[Collected data]
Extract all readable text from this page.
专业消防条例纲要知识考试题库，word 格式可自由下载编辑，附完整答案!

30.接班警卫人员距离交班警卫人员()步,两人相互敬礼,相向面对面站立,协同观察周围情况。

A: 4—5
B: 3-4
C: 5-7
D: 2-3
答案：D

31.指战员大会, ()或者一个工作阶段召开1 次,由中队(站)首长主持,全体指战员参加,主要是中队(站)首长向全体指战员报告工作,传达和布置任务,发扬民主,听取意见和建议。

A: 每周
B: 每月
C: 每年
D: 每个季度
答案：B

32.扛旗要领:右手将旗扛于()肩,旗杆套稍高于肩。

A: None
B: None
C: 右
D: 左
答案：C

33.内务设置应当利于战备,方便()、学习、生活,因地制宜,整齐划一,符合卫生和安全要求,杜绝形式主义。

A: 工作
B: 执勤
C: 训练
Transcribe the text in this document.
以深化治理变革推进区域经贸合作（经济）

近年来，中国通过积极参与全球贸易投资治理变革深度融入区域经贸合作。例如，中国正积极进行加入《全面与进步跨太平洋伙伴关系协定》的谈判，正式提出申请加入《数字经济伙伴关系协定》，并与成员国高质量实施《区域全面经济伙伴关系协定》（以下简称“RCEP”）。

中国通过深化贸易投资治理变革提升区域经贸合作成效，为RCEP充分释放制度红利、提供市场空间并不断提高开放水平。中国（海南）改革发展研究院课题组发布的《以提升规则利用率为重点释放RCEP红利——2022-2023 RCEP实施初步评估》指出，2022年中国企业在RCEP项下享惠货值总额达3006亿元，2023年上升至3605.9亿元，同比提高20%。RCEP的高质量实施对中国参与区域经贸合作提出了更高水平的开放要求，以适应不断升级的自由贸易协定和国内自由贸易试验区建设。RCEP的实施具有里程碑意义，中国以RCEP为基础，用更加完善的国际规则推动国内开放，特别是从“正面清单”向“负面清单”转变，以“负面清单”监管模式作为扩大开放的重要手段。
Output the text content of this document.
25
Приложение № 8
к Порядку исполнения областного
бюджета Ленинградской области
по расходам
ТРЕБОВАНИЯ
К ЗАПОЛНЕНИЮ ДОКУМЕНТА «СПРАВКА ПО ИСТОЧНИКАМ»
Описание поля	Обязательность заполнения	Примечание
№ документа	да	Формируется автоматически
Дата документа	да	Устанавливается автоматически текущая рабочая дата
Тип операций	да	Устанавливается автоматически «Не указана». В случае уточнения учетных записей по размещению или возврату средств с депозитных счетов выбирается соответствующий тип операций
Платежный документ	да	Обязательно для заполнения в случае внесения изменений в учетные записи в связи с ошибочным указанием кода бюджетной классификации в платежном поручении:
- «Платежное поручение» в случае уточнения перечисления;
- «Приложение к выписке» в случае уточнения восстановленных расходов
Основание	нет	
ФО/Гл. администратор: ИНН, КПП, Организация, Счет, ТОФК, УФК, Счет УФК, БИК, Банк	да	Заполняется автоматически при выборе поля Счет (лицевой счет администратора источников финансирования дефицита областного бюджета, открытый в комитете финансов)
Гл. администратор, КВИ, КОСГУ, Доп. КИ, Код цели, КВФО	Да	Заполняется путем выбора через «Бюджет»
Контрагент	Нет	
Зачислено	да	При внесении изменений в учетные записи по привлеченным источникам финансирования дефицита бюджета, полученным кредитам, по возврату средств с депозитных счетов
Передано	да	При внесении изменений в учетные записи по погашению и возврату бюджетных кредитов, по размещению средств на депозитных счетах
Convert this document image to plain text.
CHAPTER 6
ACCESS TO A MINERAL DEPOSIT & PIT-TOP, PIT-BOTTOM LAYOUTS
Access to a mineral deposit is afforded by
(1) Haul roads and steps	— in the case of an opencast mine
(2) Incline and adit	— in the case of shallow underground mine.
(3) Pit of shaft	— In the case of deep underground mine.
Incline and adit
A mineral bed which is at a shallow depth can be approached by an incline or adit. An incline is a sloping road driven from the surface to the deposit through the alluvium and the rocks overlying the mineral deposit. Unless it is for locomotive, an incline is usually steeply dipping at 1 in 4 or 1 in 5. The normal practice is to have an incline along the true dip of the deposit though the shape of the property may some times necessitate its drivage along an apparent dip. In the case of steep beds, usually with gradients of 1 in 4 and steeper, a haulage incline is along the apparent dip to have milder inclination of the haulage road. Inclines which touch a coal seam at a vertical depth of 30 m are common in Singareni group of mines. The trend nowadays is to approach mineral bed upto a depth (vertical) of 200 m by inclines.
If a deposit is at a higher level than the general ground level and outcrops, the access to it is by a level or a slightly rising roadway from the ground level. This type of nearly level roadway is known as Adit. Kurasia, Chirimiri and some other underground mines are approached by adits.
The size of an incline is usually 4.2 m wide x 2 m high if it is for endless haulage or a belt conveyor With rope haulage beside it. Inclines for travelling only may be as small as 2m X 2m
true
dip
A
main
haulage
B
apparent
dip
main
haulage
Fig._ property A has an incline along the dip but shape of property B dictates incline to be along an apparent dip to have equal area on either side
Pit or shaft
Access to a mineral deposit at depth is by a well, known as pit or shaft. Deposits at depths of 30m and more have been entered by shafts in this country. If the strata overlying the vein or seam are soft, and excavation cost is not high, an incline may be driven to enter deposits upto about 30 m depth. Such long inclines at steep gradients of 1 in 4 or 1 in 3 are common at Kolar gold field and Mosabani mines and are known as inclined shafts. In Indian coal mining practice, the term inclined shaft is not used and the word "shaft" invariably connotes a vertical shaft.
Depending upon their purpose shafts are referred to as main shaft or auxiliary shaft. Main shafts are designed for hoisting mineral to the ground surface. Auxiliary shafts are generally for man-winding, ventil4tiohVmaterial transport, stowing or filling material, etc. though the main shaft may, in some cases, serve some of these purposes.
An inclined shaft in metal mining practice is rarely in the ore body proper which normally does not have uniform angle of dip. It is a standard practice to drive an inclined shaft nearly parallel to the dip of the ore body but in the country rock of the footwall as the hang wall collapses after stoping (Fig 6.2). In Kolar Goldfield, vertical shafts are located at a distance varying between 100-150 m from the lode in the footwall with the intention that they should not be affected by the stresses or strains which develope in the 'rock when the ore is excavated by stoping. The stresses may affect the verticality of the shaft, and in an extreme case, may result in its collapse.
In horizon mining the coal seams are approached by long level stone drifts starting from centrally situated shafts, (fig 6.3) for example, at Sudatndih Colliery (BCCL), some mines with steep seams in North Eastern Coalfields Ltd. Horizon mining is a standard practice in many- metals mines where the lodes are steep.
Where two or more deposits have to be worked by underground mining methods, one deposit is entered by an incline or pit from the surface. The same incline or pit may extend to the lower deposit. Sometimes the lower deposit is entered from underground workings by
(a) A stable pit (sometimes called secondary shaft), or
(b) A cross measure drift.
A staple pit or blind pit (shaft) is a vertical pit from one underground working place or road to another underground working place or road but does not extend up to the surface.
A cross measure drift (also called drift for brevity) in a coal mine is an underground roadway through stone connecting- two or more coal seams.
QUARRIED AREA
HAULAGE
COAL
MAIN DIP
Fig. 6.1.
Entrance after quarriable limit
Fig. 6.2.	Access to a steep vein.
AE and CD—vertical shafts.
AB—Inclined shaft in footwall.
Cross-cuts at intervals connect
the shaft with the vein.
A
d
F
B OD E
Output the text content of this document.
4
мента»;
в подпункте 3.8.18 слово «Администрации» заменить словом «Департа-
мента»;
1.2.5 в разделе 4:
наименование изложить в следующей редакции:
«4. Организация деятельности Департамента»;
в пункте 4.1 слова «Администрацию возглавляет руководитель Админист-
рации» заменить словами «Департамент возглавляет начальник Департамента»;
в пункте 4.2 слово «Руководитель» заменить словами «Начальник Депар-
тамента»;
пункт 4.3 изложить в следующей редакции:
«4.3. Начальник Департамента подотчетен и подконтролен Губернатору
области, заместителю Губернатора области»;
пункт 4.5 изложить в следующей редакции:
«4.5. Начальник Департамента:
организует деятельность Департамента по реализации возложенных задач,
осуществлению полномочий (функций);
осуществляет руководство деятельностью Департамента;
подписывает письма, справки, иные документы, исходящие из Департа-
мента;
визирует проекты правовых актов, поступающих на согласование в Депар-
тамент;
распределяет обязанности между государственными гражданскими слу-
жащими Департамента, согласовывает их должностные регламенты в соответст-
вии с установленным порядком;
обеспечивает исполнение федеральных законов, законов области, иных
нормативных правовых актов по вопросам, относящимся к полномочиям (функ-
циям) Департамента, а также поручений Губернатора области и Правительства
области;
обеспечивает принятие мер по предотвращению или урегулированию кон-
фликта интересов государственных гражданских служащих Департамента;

• [STATED EXERCISE]: List all lines where "заменить" occurs.

• [TASK OUTPUT]:
в подпункте 3.8.18 слово «Администрации» заменить словом «Департа-
рации» заменить словами «Департамент возглавляет начальник Департамента»;
в пункте 4.2 слово «Руководитель» заменить словами «Начальник Депар-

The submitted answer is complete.